AIM: Entries follow. Set all of them down as they stand.
Start of MATERIAL PROVIDED
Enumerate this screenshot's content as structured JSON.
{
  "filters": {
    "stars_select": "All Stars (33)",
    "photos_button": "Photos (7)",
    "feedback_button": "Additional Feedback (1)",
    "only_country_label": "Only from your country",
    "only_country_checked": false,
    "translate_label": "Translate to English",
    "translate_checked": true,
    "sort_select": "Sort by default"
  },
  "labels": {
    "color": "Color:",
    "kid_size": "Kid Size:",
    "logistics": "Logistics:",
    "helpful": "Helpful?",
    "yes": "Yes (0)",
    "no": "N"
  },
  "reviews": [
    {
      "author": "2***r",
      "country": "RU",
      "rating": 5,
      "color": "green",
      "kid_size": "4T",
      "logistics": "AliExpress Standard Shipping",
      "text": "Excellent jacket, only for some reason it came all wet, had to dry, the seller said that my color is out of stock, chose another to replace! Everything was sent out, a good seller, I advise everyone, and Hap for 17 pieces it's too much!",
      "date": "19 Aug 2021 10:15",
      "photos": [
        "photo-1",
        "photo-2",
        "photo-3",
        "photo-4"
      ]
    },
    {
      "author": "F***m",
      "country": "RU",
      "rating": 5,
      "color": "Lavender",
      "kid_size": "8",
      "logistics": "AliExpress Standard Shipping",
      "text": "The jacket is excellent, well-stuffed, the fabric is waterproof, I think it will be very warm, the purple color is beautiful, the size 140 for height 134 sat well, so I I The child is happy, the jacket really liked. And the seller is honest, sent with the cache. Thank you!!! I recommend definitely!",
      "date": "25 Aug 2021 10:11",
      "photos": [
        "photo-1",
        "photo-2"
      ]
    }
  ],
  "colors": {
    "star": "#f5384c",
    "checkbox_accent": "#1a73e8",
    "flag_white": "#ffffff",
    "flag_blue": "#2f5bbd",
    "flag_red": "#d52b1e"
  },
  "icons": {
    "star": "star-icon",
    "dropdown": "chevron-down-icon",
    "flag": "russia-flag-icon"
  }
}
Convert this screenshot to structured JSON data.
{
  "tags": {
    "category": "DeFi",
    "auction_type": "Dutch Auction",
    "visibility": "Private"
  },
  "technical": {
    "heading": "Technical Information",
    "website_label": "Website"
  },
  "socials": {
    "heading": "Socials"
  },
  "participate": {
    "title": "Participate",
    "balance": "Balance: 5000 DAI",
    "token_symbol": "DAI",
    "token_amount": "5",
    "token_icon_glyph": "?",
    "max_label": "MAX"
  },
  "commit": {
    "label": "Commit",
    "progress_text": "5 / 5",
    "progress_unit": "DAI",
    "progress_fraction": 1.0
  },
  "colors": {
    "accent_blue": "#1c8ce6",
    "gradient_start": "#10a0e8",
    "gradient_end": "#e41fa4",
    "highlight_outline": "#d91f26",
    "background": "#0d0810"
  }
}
End of MATERIAL PROVIDED
FINAL RESULT:
Enumerate this screenshot's content as structured JSON.
{
  "filters": {
    "stars_select": "All Stars (33)",
    "photos_button": "Photos (7)",
    "feedback_button": "Additional Feedback (1)",
    "only_country_label": "Only from your country",
    "only_country_checked": false,
    "translate_label": "Translate to English",
    "translate_checked": true,
    "sort_select": "Sort by default"
  },
  "labels": {
    "color": "Color:",
    "kid_size": "Kid Size:",
    "logistics": "Logistics:",
    "helpful": "Helpful?",
    "yes": "Yes (0)",
    "no": "N"
  },
  "reviews": [
    {
      "author": "2***r",
      "country": "RU",
      "rating": 5,
      "color": "green",
      "kid_size": "4T",
      "logistics": "AliExpress Standard Shipping",
      "text": "Excellent jacket, only for some reason it came all wet, had to dry, the seller said that my color is out of stock, chose another to replace! Everything was sent out, a good seller, I advise everyone, and Hap for 17 pieces it's too much!",
      "date": "19 Aug 2021 10:15",
      "photos": [
        "photo-1",
        "photo-2",
        "photo-3",
        "photo-4"
      ]
    },
    {
      "author": "F***m",
      "country": "RU",
      "rating": 5,
      "color": "Lavender",
      "kid_size": "8",
      "logistics": "AliExpress Standard Shipping",
      "text": "The jacket is excellent, well-stuffed, the fabric is waterproof, I think it will be very warm, the purple color is beautiful, the size 140 for height 134 sat well, so I I The child is happy, the jacket really liked. And the seller is honest, sent with the cache. Thank you!!! I recommend definitely!",
      "date": "25 Aug 2021 10:11",
      "photos": [
        "photo-1",
        "photo-2"
      ]
    }
  ],
  "colors": {
    "star": "#f5384c",
    "checkbox_accent": "#1a73e8",
    "flag_white": "#ffffff",
    "flag_blue": "#2f5bbd",
    "flag_red": "#d52b1e"
  },
  "icons": {
    "star": "star-icon",
    "dropdown": "chevron-down-icon",
    "flag": "russia-flag-icon"
  }
}
Convert this screenshot to structured JSON data.
{
  "tags": {
    "category": "DeFi",
    "auction_type": "Dutch Auction",
    "visibility": "Private"
  },
  "technical": {
    "heading": "Technical Information",
    "website_label": "Website"
  },
  "socials": {
    "heading": "Socials"
  },
  "participate": {
    "title": "Participate",
    "balance": "Balance: 5000 DAI",
    "token_symbol": "DAI",
    "token_amount": "5",
    "token_icon_glyph": "?",
    "max_label": "MAX"
  },
  "commit": {
    "label": "Commit",
    "progress_text": "5 / 5",
    "progress_unit": "DAI",
    "progress_fraction": 1.0
  },
  "colors": {
    "accent_blue": "#1c8ce6",
    "gradient_start": "#10a0e8",
    "gradient_end": "#e41fa4",
    "highlight_outline": "#d91f26",
    "background": "#0d0810"
  }
}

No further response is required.